All of the material below is to be repeated exactly.

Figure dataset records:
————
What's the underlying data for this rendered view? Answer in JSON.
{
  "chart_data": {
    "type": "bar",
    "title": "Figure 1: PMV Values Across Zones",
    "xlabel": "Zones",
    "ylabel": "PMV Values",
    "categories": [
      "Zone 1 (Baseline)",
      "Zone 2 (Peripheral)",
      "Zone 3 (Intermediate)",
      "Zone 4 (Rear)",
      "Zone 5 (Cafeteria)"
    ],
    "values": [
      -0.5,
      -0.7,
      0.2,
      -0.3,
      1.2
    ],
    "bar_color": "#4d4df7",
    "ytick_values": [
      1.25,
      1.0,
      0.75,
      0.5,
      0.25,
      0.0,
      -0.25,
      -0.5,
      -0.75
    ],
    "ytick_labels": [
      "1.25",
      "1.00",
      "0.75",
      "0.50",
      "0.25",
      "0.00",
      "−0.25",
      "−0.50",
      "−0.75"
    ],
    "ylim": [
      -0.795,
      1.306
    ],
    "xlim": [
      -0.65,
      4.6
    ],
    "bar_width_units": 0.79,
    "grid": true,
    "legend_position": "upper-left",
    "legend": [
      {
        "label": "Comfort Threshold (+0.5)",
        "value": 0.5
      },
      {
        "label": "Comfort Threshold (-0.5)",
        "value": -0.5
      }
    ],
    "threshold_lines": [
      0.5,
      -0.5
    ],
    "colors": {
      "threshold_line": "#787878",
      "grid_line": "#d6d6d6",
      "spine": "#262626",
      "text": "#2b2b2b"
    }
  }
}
————
TASK RESULT:
What's the underlying data for this rendered view? Answer in JSON.
{
  "chart_data": {
    "type": "bar",
    "title": "Figure 1: PMV Values Across Zones",
    "xlabel": "Zones",
    "ylabel": "PMV Values",
    "categories": [
      "Zone 1 (Baseline)",
      "Zone 2 (Peripheral)",
      "Zone 3 (Intermediate)",
      "Zone 4 (Rear)",
      "Zone 5 (Cafeteria)"
    ],
    "values": [
      -0.5,
      -0.7,
      0.2,
      -0.3,
      1.2
    ],
    "bar_color": "#4d4df7",
    "ytick_values": [
      1.25,
      1.0,
      0.75,
      0.5,
      0.25,
      0.0,
      -0.25,
      -0.5,
      -0.75
    ],
    "ytick_labels": [
      "1.25",
      "1.00",
      "0.75",
      "0.50",
      "0.25",
      "0.00",
      "−0.25",
      "−0.50",
      "−0.75"
    ],
    "ylim": [
      -0.795,
      1.306
    ],
    "xlim": [
      -0.65,
      4.6
    ],
    "bar_width_units": 0.79,
    "grid": true,
    "legend_position": "upper-left",
    "legend": [
      {
        "label": "Comfort Threshold (+0.5)",
        "value": 0.5
      },
      {
        "label": "Comfort Threshold (-0.5)",
        "value": -0.5
      }
    ],
    "threshold_lines": [
      0.5,
      -0.5
    ],
    "colors": {
      "threshold_line": "#787878",
      "grid_line": "#d6d6d6",
      "spine": "#262626",
      "text": "#2b2b2b"
    }
  }
}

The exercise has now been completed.